In the records below, find each line containing the word "estructuras" and copy it.
## START EXTRACTED INFORMATION
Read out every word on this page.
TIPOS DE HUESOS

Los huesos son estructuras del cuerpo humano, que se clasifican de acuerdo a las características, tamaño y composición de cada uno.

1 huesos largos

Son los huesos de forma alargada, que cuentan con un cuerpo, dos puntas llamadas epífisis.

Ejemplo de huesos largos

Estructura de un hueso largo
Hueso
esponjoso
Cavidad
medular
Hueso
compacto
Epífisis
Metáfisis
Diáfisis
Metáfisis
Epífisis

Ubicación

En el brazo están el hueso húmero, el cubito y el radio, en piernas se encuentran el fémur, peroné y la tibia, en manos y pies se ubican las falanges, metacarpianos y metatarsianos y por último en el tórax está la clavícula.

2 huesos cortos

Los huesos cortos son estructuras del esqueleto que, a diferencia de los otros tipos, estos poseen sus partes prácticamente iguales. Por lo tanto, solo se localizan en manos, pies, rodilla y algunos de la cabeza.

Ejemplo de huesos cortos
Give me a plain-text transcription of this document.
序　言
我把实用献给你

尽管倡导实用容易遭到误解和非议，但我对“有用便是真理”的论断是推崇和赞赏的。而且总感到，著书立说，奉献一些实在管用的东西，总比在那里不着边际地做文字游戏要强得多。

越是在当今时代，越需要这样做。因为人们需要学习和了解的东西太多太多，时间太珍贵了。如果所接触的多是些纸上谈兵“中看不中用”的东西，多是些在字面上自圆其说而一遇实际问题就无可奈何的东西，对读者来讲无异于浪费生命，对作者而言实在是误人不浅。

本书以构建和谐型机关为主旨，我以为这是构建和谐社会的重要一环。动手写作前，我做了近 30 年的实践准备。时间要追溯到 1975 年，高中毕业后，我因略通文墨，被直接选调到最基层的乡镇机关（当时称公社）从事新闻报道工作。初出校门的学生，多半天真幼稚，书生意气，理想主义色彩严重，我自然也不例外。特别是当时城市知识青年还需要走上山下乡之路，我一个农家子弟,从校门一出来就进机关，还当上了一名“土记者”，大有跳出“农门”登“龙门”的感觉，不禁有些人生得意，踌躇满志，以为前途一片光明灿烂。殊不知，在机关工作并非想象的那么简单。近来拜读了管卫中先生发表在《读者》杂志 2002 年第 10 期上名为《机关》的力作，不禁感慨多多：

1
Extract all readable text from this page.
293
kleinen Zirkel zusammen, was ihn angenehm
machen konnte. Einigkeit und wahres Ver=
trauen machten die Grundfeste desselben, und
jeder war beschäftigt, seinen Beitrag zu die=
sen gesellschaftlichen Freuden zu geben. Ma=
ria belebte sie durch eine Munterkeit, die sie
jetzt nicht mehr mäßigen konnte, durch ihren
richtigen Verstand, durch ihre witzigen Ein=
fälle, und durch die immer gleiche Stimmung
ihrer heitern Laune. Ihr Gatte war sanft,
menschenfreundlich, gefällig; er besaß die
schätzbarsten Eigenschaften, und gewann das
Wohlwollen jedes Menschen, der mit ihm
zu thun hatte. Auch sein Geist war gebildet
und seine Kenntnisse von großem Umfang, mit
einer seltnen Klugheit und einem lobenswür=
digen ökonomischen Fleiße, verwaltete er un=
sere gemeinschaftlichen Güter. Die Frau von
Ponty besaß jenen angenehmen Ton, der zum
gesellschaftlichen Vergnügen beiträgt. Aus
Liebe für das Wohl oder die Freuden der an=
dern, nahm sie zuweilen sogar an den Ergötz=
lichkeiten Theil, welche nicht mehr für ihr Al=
## END EXTRACTED INFORMATION
• [TASK RESULT]
Los huesos son estructuras del cuerpo humano, que se clasifican de acuerdo a las características, tamaño y composición de cada uno.
Los huesos cortos son estructuras del esqueleto que, a diferencia de los otros tipos, estos poseen sus partes prácticamente iguales. Por lo tanto, solo se localizan en manos, pies, rodilla y algunos de la cabeza.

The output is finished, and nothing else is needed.